- [THE TASK] Wherever the word "text" turns up in a line of the entries, copy that line.

- [SUPPLIED DATA]
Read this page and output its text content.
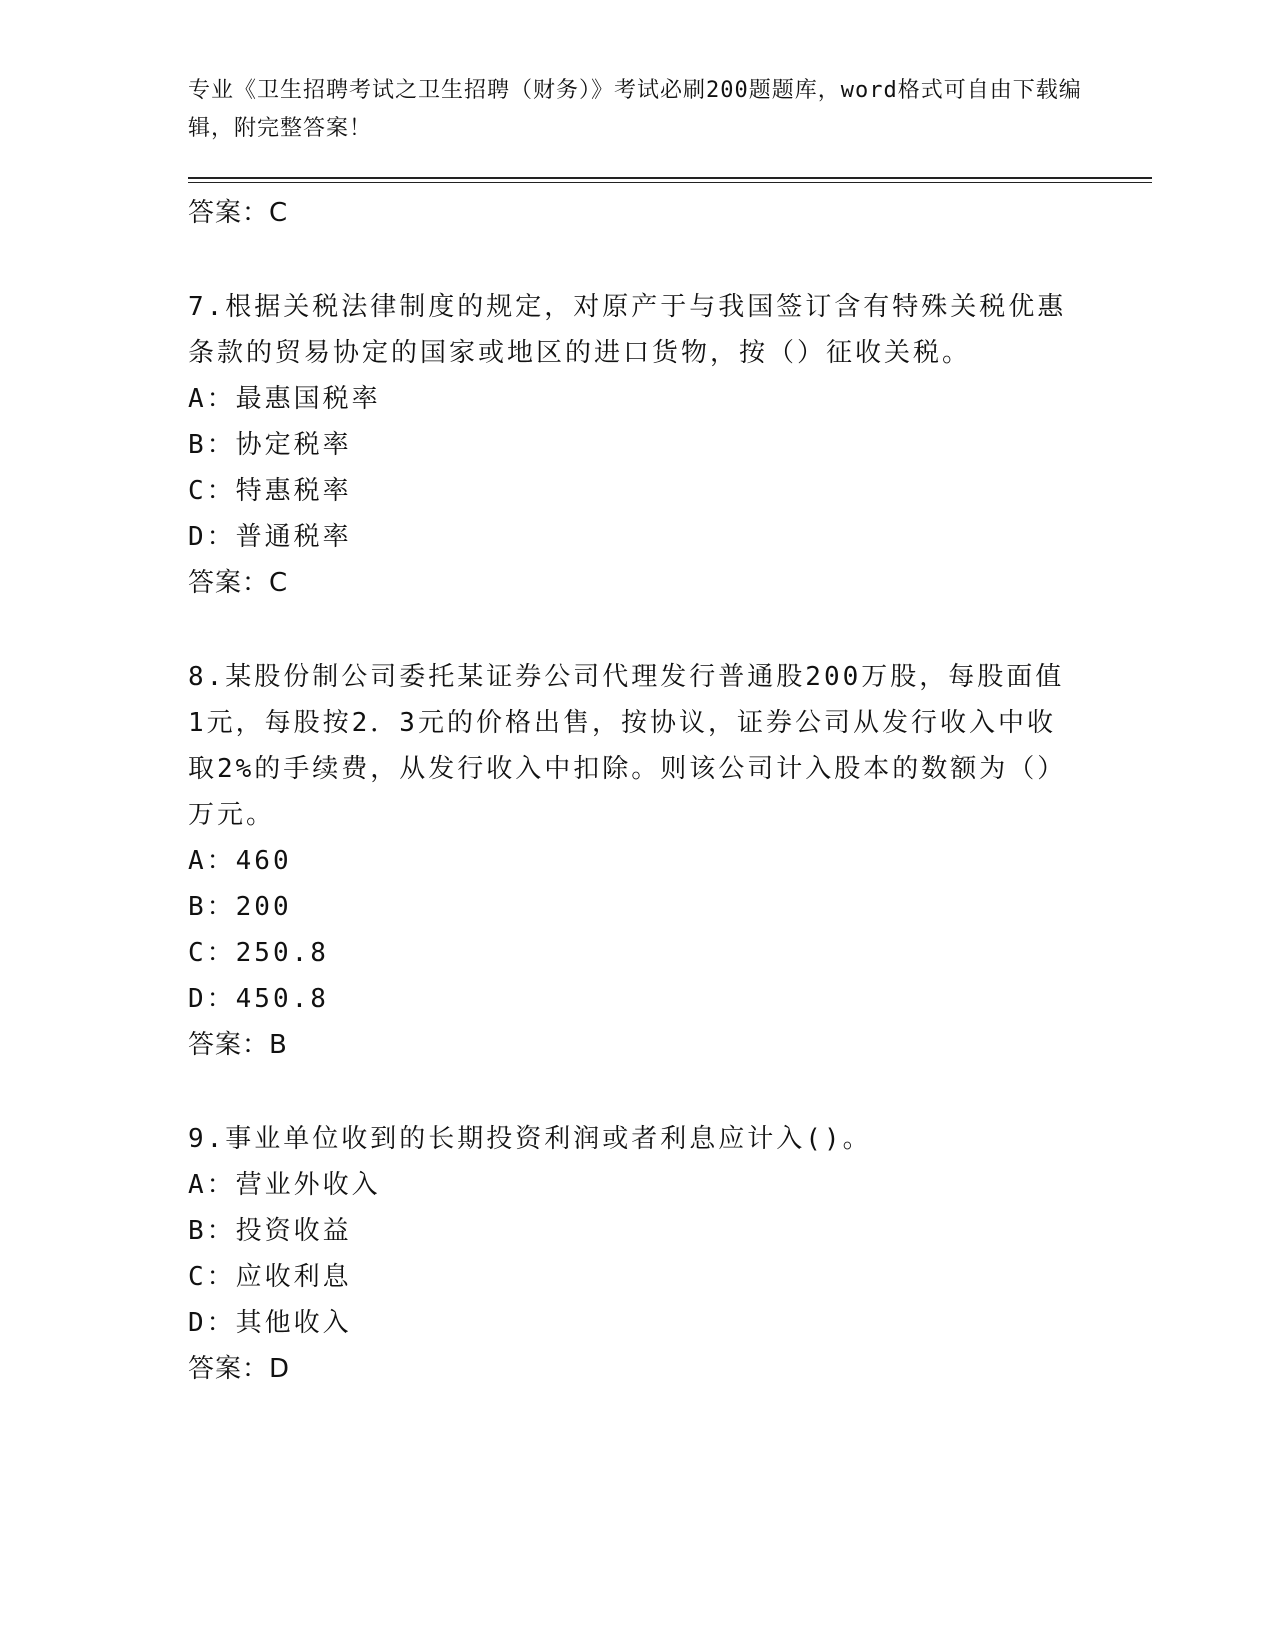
专业《卫生招聘考试之卫生招聘（财务）》考试必刷200题题库，word格式可自由下载编辑，附完整答案！
答案：C
7.根据关税法律制度的规定，对原产于与我国签订含有特殊关税优惠条款的贸易协定的国家或地区的进口货物，按（）征收关税。
A：最惠国税率
B：协定税率
C：特惠税率
D：普通税率
答案：C
8.某股份制公司委托某证券公司代理发行普通股200万股，每股面值1元，每股按2．3元的价格出售，按协议，证券公司从发行收入中收取2%的手续费，从发行收入中扣除。则该公司计入股本的数额为（）万元。
A：460
B：200
C：250.8
D：450.8
答案：B
9.事业单位收到的长期投资利润或者利息应计入()。
A：营业外收入
B：投资收益
C：应收利息
D：其他收入
答案：D
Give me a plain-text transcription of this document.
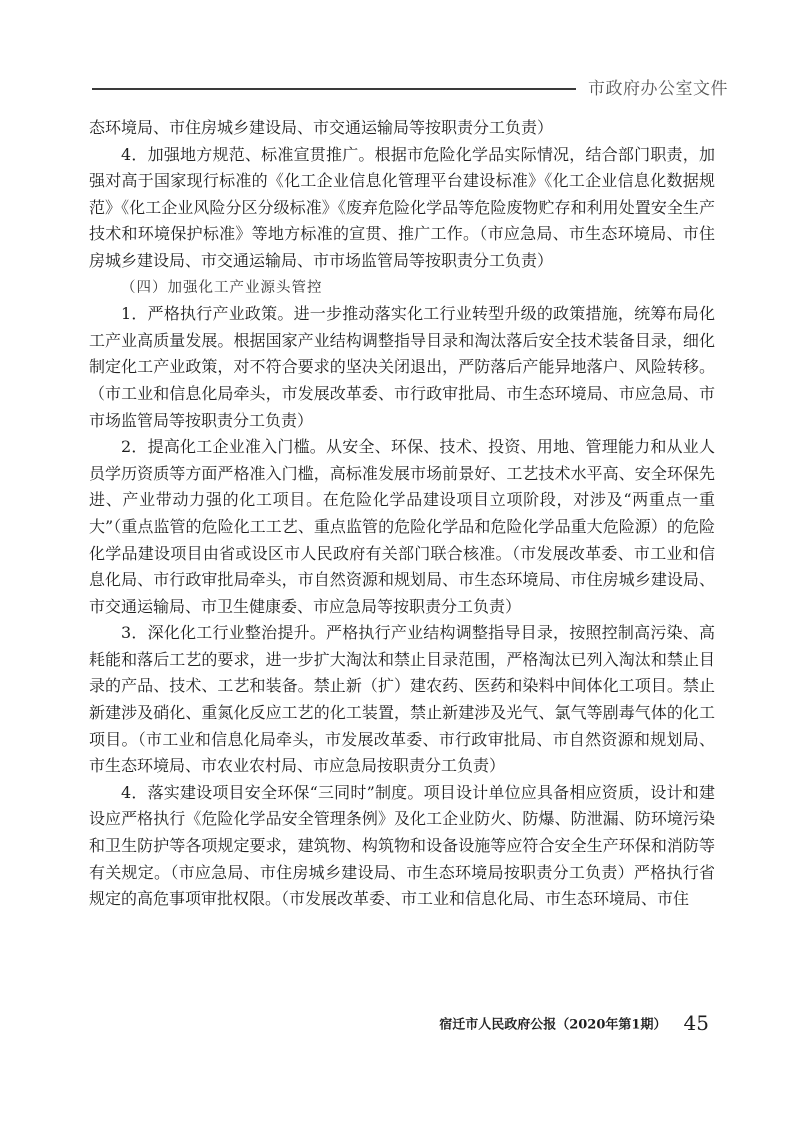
市政府办公室文件

态环境局、市住房城乡建设局、市交通运输局等按职责分工负责）

4．加强地方规范、标准宣贯推广。根据市危险化学品实际情况，结合部门职责，加强对高于国家现行标准的《化工企业信息化管理平台建设标准》《化工企业信息化数据规范》《化工企业风险分区分级标准》《废弃危险化学品等危险废物贮存和利用处置安全生产技术和环境保护标准》等地方标准的宣贯、推广工作。（市应急局、市生态环境局、市住房城乡建设局、市交通运输局、市市场监管局等按职责分工负责）

（四）加强化工产业源头管控

1．严格执行产业政策。进一步推动落实化工行业转型升级的政策措施，统筹布局化工产业高质量发展。根据国家产业结构调整指导目录和淘汰落后安全技术装备目录，细化制定化工产业政策，对不符合要求的坚决关闭退出，严防落后产能异地落户、风险转移。（市工业和信息化局牵头，市发展改革委、市行政审批局、市生态环境局、市应急局、市市场监管局等按职责分工负责）

2．提高化工企业准入门槛。从安全、环保、技术、投资、用地、管理能力和从业人员学历资质等方面严格准入门槛，高标准发展市场前景好、工艺技术水平高、安全环保先进、产业带动力强的化工项目。在危险化学品建设项目立项阶段，对涉及“两重点一重大”（重点监管的危险化工工艺、重点监管的危险化学品和危险化学品重大危险源）的危险化学品建设项目由省或设区市人民政府有关部门联合核准。（市发展改革委、市工业和信息化局、市行政审批局牵头，市自然资源和规划局、市生态环境局、市住房城乡建设局、市交通运输局、市卫生健康委、市应急局等按职责分工负责）

3．深化化工行业整治提升。严格执行产业结构调整指导目录，按照控制高污染、高耗能和落后工艺的要求，进一步扩大淘汰和禁止目录范围，严格淘汰已列入淘汰和禁止目录的产品、技术、工艺和装备。禁止新（扩）建农药、医药和染料中间体化工项目。禁止新建涉及硝化、重氮化反应工艺的化工装置，禁止新建涉及光气、氯气等剧毒气体的化工项目。（市工业和信息化局牵头，市发展改革委、市行政审批局、市自然资源和规划局、市生态环境局、市农业农村局、市应急局按职责分工负责）

4．落实建设项目安全环保“三同时”制度。项目设计单位应具备相应资质，设计和建设应严格执行《危险化学品安全管理条例》及化工企业防火、防爆、防泄漏、防环境污染和卫生防护等各项规定要求，建筑物、构筑物和设备设施等应符合安全生产环保和消防等有关规定。（市应急局、市住房城乡建设局、市生态环境局按职责分工负责）严格执行省规定的高危事项审批权限。（市发展改革委、市工业和信息化局、市生态环境局、市住

宿迁市人民政府公报（2020年第1期） 45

- [CORRECT OUTPUT]
Read this page and output its text content.
Give me a plain-text transcription of this document.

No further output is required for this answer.